# What the task asks
Output the rows starting at the line that contains "whisper-icon: [108, 418, 128, 438]" and ending at the line that contains "settings-button[interactable]: [6, 108, 46, 148]", both included, as a JSON list of strings with one string per line and blank lines omitted.

# Supplied entries
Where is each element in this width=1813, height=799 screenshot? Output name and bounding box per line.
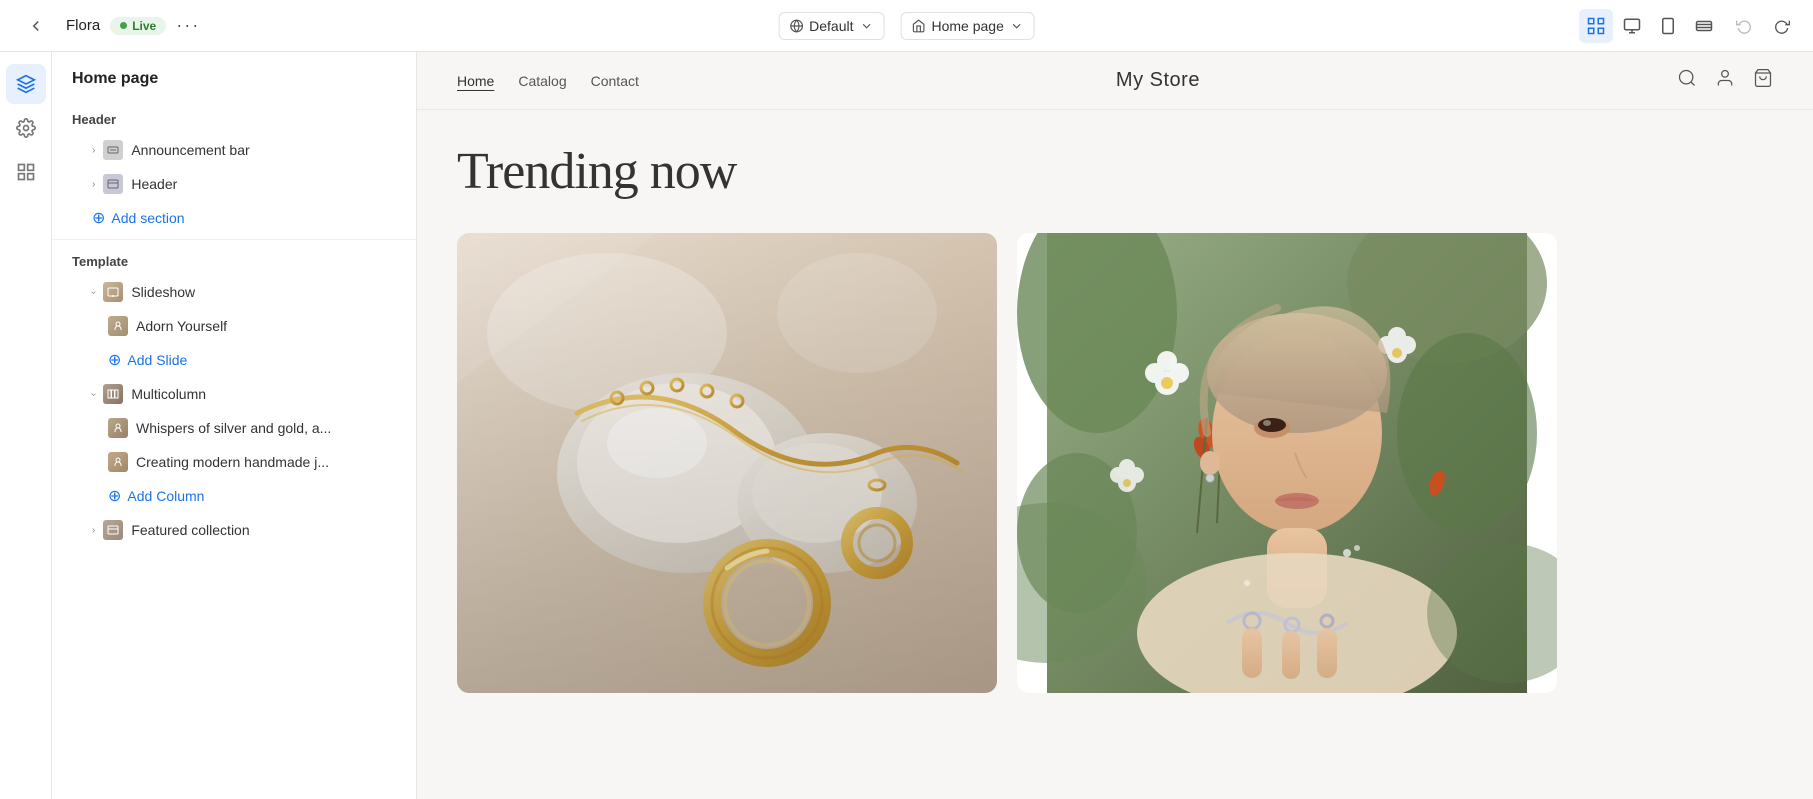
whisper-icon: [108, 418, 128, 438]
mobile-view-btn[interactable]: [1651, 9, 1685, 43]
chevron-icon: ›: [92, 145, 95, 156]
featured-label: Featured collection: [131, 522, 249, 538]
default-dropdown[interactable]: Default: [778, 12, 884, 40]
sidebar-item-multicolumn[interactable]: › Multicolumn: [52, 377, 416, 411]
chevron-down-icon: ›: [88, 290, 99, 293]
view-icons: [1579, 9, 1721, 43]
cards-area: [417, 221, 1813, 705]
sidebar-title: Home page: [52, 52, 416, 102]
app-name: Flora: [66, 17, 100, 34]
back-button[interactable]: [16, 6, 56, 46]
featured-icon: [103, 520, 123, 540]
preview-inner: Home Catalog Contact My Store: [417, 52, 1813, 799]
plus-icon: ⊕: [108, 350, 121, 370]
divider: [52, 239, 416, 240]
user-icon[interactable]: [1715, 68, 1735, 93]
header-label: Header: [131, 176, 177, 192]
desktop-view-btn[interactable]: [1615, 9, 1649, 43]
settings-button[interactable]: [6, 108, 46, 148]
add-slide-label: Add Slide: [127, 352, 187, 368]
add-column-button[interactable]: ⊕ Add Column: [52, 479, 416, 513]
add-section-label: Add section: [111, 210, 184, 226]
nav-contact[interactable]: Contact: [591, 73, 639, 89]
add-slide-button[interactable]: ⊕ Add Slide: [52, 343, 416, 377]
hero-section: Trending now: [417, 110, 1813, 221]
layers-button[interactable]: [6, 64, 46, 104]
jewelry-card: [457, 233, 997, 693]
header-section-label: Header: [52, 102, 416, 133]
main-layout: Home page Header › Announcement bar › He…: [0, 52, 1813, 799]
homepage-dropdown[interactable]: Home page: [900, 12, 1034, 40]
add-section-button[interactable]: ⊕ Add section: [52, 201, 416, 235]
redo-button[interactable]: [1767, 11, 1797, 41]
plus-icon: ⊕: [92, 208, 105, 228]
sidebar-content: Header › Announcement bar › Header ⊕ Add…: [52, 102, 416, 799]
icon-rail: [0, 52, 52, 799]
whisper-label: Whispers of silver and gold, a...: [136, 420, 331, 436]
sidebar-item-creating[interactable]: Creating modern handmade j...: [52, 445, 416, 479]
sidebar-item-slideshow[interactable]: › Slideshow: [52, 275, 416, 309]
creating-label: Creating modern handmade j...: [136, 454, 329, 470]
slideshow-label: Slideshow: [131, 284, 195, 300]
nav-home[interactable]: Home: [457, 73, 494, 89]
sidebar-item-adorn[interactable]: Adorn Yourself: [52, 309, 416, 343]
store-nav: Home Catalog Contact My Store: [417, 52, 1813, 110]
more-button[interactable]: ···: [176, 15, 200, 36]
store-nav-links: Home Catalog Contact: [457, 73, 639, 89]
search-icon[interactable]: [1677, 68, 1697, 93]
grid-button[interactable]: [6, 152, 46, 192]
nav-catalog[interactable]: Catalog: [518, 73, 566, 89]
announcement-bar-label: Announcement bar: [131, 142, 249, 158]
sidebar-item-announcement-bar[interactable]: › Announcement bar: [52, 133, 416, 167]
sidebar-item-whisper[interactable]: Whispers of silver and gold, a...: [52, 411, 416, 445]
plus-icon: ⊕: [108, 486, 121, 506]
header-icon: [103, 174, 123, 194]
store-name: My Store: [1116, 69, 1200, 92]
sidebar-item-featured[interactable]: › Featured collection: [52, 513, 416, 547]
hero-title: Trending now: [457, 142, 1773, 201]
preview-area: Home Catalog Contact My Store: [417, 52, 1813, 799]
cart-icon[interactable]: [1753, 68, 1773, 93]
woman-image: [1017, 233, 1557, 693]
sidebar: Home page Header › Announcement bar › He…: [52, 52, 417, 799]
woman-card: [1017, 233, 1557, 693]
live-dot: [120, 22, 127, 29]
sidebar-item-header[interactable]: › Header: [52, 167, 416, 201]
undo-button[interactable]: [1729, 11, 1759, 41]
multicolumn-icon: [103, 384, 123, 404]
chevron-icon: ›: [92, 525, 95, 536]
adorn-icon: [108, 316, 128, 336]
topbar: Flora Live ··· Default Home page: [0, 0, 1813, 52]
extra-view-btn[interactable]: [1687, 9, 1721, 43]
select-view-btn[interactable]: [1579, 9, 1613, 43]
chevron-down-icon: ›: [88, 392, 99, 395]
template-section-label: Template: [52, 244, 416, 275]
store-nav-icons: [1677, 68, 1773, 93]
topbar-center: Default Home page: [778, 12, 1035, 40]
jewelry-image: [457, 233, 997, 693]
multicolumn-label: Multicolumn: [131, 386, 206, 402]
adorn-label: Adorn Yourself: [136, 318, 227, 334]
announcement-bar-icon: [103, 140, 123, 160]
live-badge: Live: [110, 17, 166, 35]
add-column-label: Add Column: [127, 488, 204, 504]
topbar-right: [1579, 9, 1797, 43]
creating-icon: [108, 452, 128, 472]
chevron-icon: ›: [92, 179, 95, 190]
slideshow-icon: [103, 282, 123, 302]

* * *

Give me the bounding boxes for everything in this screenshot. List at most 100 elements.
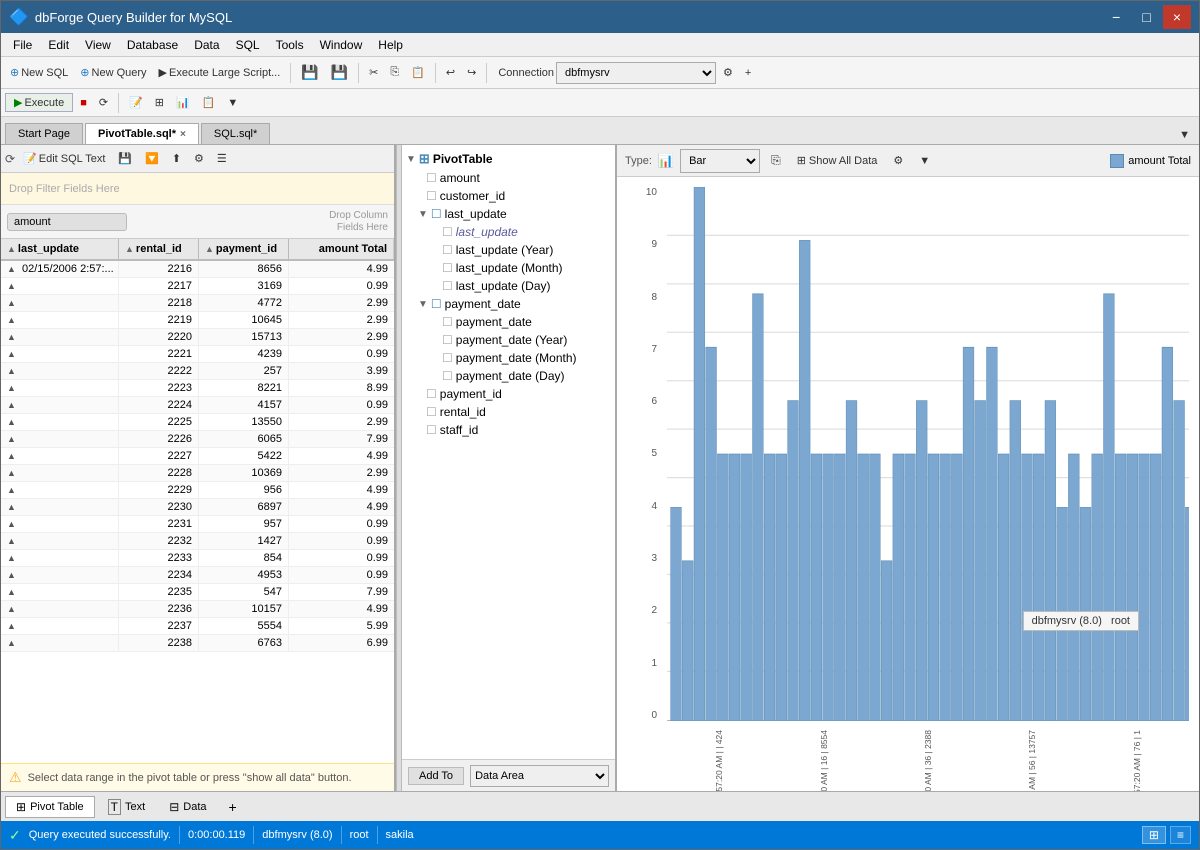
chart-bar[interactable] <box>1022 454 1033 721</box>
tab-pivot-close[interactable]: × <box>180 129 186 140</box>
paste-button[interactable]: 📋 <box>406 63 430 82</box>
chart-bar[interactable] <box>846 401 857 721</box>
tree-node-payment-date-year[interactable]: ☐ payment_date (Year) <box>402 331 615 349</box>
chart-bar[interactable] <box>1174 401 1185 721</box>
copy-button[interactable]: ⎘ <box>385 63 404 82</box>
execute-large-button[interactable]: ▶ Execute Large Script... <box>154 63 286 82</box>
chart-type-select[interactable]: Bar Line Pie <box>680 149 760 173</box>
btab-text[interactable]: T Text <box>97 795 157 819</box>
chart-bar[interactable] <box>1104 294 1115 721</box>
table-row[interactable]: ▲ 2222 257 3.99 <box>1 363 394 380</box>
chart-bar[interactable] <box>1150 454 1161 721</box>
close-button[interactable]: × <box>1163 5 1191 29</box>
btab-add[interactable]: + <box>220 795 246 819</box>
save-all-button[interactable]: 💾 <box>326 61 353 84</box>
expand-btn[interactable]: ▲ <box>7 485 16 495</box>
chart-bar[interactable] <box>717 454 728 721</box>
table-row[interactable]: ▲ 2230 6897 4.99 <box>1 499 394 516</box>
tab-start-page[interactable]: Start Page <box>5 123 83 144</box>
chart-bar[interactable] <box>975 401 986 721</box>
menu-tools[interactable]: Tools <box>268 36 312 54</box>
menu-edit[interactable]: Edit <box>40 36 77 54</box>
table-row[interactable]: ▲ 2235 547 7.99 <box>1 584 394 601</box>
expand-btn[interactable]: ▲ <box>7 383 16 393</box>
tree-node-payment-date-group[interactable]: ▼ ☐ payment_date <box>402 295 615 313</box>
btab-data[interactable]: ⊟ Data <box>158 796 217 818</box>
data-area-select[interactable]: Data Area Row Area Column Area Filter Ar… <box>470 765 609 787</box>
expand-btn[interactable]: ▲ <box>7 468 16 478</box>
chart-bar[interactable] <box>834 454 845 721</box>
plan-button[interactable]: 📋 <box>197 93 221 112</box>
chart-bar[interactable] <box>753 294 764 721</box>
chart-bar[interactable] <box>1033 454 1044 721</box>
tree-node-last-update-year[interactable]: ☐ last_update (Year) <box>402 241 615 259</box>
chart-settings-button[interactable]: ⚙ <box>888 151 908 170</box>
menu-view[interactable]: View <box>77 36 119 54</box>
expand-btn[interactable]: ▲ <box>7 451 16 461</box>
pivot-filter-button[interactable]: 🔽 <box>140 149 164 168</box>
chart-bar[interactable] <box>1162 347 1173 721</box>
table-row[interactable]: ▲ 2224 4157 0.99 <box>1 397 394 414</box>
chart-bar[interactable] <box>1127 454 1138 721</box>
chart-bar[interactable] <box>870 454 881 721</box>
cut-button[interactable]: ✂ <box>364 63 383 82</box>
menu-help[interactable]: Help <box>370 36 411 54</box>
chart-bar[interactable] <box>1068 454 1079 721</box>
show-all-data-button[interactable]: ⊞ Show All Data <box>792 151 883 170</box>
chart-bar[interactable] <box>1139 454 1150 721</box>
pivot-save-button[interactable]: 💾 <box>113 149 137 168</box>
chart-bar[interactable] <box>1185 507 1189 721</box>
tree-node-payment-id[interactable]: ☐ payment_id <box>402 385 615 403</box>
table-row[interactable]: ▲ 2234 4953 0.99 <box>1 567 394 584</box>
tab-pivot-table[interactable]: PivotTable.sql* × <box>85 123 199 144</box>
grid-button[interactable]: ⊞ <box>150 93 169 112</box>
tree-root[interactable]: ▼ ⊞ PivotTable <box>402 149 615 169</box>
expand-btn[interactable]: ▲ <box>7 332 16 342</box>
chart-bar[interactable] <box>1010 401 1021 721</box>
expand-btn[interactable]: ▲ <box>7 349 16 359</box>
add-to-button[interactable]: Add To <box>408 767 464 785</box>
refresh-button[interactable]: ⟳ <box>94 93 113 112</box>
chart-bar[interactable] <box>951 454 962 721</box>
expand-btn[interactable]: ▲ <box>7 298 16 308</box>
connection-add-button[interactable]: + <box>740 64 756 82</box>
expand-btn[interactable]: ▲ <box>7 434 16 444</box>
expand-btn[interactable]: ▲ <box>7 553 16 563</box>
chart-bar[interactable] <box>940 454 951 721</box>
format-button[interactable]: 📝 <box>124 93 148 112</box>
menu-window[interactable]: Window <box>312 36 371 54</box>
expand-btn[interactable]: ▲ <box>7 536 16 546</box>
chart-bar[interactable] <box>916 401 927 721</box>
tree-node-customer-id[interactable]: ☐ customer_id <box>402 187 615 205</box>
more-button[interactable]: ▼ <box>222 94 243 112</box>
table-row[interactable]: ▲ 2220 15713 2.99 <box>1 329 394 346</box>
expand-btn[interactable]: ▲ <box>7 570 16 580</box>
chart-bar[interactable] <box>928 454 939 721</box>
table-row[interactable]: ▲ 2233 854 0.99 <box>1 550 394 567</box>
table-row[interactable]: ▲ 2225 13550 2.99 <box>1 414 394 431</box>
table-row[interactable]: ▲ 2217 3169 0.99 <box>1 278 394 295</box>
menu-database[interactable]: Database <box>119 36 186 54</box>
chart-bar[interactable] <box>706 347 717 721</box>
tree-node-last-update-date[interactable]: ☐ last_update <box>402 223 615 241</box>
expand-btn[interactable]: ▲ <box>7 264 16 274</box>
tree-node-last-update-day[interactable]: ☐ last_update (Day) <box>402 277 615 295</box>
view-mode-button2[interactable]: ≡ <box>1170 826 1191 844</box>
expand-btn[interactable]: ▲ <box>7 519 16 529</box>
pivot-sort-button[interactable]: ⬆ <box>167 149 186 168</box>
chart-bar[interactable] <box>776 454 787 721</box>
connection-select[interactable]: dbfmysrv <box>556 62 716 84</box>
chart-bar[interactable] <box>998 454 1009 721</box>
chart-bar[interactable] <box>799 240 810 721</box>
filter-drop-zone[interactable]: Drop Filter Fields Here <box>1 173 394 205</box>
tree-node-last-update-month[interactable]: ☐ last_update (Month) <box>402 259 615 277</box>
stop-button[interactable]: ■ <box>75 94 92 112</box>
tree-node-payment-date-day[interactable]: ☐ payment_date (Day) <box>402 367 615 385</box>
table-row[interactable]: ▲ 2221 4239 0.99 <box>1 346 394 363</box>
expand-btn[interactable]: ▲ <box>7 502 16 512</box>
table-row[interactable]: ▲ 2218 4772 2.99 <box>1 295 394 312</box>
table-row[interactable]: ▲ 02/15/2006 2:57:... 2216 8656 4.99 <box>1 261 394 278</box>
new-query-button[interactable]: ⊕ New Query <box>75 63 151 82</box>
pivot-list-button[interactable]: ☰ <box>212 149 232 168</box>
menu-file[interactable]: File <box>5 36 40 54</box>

* * *

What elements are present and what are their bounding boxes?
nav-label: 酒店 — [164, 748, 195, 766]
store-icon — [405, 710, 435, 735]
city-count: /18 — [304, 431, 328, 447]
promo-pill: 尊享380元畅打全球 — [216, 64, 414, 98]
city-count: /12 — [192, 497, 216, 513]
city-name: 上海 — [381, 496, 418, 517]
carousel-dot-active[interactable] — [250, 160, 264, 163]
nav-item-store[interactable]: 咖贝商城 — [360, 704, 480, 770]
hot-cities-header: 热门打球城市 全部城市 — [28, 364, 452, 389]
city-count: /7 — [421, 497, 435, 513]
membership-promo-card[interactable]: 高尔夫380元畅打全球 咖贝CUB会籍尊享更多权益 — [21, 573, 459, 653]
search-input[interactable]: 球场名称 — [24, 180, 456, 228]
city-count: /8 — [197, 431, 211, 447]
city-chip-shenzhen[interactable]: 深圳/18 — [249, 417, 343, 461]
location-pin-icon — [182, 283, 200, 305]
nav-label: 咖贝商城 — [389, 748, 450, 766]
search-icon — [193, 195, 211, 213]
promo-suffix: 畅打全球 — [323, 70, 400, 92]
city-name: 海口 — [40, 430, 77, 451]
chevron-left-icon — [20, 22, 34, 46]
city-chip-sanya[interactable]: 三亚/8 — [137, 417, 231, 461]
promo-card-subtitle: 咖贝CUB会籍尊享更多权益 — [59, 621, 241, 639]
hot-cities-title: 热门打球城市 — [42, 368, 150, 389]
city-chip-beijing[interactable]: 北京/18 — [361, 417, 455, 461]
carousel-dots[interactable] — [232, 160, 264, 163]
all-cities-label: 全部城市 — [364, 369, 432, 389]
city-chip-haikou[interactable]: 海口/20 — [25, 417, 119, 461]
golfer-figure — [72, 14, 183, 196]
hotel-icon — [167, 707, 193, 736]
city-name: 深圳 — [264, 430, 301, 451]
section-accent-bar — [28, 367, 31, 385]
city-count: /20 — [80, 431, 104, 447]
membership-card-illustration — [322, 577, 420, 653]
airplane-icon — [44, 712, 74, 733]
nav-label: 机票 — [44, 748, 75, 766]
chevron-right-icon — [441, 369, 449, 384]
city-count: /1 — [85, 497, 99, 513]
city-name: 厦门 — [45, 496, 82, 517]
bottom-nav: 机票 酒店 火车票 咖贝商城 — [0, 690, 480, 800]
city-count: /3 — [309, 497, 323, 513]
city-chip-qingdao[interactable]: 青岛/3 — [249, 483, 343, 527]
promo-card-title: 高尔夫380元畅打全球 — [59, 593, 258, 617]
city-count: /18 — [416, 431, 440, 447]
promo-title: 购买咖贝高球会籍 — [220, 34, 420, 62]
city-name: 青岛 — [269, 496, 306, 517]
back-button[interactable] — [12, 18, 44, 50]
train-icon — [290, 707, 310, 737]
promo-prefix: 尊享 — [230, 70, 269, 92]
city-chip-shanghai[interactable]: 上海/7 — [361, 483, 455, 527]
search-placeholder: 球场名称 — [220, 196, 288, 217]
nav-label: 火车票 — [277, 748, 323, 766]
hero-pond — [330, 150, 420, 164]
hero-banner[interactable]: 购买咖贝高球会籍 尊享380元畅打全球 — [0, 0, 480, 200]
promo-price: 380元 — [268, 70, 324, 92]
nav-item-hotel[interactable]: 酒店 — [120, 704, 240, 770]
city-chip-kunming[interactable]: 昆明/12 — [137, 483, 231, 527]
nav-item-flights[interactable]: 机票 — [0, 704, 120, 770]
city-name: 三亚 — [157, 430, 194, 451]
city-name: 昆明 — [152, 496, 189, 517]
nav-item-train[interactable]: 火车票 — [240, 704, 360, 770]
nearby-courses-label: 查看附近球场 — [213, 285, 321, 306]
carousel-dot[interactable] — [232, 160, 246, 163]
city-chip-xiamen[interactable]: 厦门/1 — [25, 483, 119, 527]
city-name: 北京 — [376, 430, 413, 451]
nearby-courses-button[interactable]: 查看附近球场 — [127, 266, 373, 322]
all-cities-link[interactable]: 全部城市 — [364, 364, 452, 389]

# Output
[
  "whisper-icon: [108, 418, 128, 438]",
  "mobile-view-btn[interactable]: [1651, 9, 1685, 43]",
  "chevron-icon: ›: [92, 145, 95, 156]",
  "featured-label: Featured collection: [131, 522, 249, 538]",
  "default-dropdown[interactable]: Default: [778, 12, 884, 40]",
  "sidebar-item-multicolumn[interactable]: › Multicolumn: [52, 377, 416, 411]",
  "chevron-down-icon: ›: [88, 290, 99, 293]",
  "view-icons: [1579, 9, 1721, 43]",
  "cards-area: [417, 221, 1813, 705]",
  "sidebar-title: Home page: [52, 52, 416, 102]",
  "app-name: Flora: [66, 17, 100, 34]",
  "back-button[interactable]: [16, 6, 56, 46]",
  "featured-icon: [103, 520, 123, 540]",
  "preview-inner: Home Catalog Contact My Store: [417, 52, 1813, 799]",
  "plus-icon: ⊕: [108, 350, 121, 370]",
  "divider: [52, 239, 416, 240]",
  "user-icon[interactable]: [1715, 68, 1735, 93]",
  "header-label: Header: [131, 176, 177, 192]",
  "desktop-view-btn[interactable]: [1615, 9, 1649, 43]",
  "settings-button[interactable]: [6, 108, 46, 148]"
]